Exercise:
For each line below that contains the string "Cheddar", copy that line.

-- BEGIN --

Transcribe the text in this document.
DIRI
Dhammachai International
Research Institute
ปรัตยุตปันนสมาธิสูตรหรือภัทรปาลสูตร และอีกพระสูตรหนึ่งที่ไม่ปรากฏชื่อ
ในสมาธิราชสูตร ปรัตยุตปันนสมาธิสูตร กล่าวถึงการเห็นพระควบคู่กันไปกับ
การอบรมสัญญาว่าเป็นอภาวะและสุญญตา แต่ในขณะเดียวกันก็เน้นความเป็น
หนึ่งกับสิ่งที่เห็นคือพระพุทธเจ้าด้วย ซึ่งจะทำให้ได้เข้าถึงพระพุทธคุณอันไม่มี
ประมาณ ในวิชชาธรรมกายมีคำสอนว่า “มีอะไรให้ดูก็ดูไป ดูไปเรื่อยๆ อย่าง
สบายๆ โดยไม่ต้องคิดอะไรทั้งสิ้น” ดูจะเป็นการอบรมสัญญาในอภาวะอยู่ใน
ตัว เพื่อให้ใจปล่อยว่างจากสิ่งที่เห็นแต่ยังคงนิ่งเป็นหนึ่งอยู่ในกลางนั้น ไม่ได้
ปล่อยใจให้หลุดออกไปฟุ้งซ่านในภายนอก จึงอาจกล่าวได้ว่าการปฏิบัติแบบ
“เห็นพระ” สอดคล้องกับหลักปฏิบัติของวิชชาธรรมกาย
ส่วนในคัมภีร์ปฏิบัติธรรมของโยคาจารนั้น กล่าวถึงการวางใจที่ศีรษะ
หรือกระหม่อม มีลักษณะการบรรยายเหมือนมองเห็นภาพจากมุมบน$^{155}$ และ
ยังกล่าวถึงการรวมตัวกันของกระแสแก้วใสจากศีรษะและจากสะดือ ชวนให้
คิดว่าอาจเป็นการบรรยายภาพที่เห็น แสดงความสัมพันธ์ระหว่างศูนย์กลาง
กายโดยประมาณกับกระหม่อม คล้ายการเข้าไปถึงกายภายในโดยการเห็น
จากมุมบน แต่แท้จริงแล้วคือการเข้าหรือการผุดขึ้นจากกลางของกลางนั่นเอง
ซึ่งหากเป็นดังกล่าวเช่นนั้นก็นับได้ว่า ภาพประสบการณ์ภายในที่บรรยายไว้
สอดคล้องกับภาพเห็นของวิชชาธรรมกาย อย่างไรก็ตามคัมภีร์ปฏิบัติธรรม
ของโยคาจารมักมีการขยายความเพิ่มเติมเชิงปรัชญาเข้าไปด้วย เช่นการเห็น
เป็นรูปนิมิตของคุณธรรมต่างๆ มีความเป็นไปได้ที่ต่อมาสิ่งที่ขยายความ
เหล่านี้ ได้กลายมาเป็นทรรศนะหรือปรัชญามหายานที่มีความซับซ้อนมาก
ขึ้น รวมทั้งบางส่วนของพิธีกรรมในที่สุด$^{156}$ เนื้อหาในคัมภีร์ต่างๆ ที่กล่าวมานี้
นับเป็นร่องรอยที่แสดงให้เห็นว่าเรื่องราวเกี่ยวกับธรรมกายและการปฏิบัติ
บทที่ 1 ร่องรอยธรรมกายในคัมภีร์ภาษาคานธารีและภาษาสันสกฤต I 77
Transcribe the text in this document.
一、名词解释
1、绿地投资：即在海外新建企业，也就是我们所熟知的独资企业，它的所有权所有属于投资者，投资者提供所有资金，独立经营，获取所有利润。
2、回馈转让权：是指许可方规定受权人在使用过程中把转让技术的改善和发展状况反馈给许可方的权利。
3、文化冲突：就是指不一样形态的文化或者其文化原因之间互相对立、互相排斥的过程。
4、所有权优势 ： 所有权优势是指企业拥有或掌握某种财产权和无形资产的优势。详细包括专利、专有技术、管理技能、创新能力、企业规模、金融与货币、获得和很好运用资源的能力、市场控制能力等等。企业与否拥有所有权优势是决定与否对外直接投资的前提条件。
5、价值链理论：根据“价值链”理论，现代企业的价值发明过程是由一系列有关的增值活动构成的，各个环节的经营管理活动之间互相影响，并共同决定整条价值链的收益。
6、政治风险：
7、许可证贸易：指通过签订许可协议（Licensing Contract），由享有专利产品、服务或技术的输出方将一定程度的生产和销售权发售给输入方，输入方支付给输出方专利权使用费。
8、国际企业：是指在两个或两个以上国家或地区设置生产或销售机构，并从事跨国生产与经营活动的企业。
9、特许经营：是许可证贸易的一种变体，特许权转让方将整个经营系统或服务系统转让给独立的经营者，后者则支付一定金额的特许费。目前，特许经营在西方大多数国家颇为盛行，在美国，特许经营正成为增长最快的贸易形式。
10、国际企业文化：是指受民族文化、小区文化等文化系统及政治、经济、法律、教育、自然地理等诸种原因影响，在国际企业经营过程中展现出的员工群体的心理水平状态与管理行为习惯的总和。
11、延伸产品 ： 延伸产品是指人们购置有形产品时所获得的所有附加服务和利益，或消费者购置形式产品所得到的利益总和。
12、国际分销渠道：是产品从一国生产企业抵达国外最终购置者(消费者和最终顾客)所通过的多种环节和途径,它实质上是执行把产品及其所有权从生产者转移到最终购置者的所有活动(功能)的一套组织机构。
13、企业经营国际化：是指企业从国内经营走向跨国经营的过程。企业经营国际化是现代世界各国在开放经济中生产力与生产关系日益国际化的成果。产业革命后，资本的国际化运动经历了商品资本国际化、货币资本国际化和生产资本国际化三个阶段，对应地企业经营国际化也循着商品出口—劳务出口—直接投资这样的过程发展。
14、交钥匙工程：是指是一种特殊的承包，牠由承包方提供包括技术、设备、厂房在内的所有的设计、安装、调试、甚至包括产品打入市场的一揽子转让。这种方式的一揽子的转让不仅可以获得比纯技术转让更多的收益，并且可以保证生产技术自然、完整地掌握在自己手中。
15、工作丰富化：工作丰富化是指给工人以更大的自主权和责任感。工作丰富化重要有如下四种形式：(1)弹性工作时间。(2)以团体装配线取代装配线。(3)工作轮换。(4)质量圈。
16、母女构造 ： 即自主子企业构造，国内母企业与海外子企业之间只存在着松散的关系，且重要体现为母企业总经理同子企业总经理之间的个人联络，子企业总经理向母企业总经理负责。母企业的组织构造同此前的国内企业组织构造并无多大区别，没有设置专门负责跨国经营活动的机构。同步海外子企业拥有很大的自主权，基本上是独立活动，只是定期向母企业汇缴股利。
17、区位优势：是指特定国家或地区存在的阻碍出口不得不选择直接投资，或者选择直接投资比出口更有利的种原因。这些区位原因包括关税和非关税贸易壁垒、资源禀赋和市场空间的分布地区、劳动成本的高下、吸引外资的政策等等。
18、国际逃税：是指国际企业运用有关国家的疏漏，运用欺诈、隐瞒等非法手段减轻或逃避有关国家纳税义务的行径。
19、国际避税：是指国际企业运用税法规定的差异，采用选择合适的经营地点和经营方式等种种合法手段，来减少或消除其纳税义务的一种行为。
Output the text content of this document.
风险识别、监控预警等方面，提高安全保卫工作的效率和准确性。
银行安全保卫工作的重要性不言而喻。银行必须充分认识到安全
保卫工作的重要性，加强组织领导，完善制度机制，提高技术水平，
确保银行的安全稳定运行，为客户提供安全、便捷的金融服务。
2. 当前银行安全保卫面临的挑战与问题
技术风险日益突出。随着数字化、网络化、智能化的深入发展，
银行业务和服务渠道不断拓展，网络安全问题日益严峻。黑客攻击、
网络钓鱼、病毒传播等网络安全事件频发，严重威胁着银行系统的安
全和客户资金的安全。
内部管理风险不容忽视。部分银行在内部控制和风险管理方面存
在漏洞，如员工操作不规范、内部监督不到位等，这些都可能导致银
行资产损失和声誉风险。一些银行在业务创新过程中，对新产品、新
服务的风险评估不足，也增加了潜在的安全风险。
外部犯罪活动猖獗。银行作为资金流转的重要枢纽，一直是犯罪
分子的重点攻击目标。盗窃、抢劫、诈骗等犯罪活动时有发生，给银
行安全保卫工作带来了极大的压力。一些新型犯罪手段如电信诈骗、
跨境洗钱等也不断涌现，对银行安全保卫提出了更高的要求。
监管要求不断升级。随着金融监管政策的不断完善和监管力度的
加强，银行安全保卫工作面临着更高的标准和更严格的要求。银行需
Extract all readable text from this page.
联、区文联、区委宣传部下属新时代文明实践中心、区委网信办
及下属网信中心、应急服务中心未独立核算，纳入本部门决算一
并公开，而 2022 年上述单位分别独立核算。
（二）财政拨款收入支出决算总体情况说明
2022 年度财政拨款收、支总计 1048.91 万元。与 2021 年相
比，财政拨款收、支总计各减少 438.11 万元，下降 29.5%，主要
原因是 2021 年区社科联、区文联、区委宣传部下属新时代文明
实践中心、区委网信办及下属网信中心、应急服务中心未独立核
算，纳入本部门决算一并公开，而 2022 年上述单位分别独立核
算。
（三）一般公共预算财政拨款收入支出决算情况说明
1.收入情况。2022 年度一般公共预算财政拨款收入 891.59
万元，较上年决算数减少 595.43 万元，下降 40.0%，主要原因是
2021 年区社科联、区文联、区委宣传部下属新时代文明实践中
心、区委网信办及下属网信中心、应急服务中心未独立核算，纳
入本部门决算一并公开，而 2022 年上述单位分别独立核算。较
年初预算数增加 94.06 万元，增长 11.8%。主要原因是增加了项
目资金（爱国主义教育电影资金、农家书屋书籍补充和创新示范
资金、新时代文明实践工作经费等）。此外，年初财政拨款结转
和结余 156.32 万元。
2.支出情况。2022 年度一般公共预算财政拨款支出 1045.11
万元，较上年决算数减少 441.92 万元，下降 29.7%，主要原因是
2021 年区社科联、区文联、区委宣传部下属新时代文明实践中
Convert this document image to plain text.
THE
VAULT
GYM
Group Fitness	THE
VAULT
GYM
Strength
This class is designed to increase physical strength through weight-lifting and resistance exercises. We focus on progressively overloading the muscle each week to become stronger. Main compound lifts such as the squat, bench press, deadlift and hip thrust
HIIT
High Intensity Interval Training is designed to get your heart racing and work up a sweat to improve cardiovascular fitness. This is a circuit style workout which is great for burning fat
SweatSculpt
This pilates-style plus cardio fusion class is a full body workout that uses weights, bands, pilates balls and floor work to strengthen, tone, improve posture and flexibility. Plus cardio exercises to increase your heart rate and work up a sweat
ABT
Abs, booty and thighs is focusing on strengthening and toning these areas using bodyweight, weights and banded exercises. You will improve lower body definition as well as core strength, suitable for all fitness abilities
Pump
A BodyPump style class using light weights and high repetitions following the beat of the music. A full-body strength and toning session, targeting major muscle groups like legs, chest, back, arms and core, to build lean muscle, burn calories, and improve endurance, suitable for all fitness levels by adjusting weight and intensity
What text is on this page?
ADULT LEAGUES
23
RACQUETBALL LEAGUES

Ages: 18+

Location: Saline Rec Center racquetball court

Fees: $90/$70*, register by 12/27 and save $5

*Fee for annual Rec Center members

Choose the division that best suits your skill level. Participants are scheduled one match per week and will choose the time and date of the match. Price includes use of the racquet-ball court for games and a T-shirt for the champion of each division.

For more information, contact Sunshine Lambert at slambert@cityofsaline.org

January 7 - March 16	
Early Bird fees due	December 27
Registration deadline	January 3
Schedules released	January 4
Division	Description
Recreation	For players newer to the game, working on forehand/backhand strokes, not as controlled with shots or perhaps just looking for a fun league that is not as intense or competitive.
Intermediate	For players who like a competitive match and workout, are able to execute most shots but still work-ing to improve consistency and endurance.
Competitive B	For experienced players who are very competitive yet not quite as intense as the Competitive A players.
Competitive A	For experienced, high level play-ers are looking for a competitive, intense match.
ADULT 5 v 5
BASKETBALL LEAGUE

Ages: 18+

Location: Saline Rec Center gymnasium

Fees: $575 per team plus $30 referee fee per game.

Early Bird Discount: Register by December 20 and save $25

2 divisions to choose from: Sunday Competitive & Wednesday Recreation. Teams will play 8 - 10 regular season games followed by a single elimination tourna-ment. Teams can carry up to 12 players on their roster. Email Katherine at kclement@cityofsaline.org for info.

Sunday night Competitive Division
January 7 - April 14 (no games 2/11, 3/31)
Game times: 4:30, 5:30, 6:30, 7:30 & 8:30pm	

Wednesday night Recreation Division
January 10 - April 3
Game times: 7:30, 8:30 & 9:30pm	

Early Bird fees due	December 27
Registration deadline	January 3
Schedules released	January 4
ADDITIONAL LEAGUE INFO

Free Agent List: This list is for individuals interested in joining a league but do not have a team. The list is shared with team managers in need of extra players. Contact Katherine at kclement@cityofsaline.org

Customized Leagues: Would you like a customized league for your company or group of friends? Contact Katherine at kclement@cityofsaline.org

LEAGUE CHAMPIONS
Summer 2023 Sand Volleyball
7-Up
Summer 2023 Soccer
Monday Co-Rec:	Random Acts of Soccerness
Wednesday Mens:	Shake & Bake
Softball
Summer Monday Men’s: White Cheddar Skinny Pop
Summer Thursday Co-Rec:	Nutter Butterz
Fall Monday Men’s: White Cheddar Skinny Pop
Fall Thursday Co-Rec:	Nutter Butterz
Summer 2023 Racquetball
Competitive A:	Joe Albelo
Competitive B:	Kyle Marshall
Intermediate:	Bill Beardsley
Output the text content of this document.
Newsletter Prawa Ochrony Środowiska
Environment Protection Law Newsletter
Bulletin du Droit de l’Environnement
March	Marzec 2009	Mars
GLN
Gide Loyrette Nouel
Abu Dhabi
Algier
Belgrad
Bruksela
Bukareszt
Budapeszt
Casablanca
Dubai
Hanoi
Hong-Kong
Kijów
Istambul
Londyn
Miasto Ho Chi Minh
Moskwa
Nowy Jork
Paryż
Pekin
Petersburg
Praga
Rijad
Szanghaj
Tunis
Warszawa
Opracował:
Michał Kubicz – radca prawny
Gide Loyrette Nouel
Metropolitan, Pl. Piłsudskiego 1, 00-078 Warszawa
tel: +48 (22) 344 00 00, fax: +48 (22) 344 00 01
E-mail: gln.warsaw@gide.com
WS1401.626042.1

-- END --

Full answer:
Summer Monday Men’s: White Cheddar Skinny Pop
Fall Monday Men’s: White Cheddar Skinny Pop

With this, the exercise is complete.